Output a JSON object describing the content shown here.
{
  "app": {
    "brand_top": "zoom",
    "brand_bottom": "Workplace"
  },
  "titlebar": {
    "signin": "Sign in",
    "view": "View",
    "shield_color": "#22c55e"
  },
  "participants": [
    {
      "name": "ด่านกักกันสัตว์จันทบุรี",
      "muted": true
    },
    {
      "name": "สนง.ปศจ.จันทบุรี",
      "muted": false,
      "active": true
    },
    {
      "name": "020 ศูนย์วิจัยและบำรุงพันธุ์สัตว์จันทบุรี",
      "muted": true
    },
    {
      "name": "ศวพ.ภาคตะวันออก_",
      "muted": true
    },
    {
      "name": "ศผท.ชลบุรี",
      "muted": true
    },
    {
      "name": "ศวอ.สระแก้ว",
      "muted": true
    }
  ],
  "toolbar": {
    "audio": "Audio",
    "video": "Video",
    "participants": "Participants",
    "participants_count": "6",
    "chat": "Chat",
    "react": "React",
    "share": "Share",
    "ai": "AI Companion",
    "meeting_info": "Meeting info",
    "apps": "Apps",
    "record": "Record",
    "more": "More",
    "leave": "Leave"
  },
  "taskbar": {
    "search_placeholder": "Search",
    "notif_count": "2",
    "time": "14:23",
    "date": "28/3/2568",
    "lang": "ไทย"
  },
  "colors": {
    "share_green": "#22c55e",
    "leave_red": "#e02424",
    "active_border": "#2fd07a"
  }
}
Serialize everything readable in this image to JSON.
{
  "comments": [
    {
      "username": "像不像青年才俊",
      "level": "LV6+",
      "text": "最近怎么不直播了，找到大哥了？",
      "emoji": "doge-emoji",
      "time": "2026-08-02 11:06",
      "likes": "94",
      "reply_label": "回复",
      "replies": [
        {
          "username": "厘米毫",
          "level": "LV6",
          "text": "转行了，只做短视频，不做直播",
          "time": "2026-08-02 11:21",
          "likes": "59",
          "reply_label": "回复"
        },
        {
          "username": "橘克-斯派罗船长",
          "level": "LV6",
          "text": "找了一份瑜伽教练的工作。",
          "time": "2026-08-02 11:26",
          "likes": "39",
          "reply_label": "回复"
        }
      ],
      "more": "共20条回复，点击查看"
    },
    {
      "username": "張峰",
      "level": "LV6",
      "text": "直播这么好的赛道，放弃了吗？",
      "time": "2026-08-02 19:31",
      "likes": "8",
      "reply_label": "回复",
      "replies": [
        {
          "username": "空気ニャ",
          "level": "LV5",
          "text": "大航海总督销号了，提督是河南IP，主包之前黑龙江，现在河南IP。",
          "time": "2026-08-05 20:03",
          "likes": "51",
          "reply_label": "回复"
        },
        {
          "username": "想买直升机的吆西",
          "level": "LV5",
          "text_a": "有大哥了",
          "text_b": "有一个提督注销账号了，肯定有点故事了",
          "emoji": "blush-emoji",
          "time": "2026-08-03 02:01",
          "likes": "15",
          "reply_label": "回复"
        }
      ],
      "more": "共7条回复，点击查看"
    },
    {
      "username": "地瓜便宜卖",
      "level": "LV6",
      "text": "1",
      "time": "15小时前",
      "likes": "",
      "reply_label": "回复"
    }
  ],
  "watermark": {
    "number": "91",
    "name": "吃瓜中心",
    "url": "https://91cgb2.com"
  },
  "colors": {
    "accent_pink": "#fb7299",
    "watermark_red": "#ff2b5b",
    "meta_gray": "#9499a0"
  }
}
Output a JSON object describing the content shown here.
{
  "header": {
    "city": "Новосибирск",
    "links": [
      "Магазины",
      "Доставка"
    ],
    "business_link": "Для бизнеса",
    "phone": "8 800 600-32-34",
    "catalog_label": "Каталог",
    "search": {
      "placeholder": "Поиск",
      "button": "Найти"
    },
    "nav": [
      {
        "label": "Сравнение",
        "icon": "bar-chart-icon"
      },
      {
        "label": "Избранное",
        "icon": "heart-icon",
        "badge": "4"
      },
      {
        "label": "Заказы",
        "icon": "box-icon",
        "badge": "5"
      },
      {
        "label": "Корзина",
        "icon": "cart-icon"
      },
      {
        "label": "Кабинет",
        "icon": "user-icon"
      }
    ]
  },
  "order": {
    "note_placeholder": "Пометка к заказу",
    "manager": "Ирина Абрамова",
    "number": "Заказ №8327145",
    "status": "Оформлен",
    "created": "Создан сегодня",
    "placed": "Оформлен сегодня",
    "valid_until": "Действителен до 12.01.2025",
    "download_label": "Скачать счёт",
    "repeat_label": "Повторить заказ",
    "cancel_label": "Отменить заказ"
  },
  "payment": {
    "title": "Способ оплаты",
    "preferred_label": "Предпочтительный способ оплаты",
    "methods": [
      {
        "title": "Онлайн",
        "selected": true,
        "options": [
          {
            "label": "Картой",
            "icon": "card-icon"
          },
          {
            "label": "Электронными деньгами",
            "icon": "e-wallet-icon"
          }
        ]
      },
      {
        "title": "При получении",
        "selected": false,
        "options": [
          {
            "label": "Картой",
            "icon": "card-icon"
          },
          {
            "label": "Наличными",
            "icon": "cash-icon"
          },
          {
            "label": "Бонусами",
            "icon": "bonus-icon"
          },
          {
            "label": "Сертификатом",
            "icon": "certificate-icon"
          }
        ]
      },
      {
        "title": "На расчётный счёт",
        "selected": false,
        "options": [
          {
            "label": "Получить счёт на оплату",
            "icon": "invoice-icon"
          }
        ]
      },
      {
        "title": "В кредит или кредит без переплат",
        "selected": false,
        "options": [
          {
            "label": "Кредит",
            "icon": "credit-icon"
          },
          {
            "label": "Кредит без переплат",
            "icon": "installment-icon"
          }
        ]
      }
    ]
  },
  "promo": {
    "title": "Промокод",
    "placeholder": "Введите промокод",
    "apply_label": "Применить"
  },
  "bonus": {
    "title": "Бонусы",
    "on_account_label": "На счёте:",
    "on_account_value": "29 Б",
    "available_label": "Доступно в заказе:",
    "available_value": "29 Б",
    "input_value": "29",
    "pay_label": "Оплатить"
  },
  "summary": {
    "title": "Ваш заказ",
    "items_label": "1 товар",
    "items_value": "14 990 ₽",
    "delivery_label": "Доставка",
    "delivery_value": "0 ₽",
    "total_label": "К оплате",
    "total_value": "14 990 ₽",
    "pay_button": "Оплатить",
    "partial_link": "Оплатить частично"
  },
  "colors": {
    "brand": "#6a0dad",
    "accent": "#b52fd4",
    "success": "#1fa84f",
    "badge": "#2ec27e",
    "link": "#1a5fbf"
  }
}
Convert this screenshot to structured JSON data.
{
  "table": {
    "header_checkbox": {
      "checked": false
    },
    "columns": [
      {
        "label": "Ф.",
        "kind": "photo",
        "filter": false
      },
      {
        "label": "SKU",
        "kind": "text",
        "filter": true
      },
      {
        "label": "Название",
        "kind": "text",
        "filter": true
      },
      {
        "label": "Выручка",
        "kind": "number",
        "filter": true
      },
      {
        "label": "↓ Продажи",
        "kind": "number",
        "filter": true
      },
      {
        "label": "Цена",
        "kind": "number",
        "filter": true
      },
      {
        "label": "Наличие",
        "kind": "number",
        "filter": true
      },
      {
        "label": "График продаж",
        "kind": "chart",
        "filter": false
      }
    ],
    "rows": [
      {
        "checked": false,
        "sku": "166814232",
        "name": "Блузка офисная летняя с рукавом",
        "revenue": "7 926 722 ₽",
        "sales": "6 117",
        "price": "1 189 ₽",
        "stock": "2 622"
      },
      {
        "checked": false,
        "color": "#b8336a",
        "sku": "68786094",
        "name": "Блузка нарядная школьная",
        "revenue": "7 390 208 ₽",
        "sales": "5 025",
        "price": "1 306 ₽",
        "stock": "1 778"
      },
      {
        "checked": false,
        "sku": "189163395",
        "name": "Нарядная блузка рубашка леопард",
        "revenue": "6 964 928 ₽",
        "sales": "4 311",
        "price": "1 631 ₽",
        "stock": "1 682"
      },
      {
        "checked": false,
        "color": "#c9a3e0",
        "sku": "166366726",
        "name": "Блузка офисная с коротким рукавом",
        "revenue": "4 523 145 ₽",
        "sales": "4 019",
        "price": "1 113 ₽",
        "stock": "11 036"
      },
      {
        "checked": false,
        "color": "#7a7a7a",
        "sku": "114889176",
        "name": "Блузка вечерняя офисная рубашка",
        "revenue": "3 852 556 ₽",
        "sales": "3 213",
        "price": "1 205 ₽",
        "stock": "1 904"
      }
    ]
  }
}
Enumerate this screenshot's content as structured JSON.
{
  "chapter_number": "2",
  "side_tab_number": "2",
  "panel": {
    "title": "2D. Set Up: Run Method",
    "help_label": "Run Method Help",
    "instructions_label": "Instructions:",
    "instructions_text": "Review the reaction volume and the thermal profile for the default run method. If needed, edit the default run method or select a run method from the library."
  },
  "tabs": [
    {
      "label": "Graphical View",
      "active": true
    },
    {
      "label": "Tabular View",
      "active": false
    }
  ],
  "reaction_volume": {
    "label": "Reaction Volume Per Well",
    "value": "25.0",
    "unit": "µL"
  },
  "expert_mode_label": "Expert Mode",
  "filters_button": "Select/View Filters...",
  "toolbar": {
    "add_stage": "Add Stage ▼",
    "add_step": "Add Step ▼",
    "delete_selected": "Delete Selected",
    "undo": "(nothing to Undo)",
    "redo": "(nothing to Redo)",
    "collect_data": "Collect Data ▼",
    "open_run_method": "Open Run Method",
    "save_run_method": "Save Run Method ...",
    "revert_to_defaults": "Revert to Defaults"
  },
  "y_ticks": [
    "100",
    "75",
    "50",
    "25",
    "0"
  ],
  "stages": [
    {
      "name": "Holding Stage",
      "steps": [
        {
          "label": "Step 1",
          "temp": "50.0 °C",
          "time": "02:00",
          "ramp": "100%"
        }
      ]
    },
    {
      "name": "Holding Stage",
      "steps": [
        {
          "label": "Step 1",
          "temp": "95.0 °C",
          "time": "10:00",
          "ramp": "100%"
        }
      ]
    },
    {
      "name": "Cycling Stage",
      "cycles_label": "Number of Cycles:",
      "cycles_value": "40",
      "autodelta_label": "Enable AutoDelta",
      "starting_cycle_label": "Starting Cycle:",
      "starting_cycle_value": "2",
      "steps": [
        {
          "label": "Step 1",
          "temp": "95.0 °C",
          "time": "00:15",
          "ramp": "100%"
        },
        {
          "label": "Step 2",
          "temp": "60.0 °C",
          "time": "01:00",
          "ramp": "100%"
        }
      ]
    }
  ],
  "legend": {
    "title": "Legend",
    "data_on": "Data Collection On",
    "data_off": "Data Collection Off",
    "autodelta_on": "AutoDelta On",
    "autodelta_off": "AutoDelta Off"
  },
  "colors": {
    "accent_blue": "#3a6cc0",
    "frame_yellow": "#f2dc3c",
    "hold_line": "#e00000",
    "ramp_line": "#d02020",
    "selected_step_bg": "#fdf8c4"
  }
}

========================================

EXERCISE:
Return every line in the listing that contains the word "Оплатить".

REPLY TO THE EXERCISE:
    "pay_label": "Оплатить"
    "pay_button": "Оплатить",
    "partial_link": "Оплатить частично"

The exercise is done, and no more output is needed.